[Collection entries]
*****
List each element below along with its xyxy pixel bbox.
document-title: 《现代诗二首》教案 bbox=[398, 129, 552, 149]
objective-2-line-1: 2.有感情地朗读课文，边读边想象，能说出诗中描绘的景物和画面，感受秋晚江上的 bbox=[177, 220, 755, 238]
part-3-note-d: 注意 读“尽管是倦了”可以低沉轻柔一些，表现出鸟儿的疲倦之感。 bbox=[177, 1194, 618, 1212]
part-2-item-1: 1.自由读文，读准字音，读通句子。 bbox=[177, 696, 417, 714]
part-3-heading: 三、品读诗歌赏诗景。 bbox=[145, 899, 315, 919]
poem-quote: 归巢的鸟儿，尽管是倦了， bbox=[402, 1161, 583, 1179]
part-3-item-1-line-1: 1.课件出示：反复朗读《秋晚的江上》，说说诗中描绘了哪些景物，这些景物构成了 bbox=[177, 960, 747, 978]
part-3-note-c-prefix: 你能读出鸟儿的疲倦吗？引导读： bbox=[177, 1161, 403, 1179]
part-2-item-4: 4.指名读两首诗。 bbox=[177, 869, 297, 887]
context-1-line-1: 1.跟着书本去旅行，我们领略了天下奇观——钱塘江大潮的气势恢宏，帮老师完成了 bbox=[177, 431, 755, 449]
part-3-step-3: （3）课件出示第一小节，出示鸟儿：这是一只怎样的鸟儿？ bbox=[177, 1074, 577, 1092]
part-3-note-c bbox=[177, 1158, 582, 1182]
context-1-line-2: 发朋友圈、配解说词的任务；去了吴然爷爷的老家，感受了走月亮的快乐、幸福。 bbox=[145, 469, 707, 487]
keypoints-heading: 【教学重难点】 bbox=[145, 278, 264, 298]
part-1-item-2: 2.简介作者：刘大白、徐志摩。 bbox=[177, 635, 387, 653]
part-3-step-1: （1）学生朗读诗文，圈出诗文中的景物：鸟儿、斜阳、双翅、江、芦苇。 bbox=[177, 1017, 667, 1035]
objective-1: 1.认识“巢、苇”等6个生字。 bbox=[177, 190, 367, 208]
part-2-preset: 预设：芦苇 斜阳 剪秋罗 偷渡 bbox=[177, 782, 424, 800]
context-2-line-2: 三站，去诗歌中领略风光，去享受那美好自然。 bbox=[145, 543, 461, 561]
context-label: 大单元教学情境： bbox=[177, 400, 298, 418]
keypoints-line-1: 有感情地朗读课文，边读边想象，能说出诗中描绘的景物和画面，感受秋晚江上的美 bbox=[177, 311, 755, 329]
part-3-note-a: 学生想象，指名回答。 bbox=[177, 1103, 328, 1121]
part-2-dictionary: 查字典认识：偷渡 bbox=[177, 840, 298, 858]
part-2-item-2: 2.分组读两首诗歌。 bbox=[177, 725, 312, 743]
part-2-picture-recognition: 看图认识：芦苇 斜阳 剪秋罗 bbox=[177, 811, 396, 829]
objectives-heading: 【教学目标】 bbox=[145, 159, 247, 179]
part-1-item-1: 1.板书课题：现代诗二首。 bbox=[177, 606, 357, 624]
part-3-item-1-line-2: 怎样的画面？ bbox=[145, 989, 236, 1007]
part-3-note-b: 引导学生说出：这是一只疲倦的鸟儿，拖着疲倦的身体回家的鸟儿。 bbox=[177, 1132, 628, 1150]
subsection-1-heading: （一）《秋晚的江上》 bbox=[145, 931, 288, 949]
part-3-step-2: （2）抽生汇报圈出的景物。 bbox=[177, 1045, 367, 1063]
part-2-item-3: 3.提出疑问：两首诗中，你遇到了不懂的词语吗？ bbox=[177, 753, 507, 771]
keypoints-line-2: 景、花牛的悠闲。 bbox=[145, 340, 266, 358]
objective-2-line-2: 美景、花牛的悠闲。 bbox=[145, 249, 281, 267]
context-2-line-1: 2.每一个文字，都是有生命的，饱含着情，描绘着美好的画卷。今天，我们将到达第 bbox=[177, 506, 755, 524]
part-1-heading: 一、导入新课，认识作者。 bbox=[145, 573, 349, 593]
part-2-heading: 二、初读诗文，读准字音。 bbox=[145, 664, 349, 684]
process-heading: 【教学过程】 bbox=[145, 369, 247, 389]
*****
## WORK TO COMPLETE:
Output the lines of the material exactly as they appear, from its first line through the line containing "poem-quote: 归巢的鸟儿，尽管是倦了， bbox=[402, 1161, 583, 1179]", including both of those lines.

## RESULT OF THIS EXERCISE:
List each element below along with its xyxy pixel bbox.
document-title: 《现代诗二首》教案 bbox=[398, 129, 552, 149]
objective-2-line-1: 2.有感情地朗读课文，边读边想象，能说出诗中描绘的景物和画面，感受秋晚江上的 bbox=[177, 220, 755, 238]
part-3-note-d: 注意 读“尽管是倦了”可以低沉轻柔一些，表现出鸟儿的疲倦之感。 bbox=[177, 1194, 618, 1212]
part-2-item-1: 1.自由读文，读准字音，读通句子。 bbox=[177, 696, 417, 714]
part-3-heading: 三、品读诗歌赏诗景。 bbox=[145, 899, 315, 919]
poem-quote: 归巢的鸟儿，尽管是倦了， bbox=[402, 1161, 583, 1179]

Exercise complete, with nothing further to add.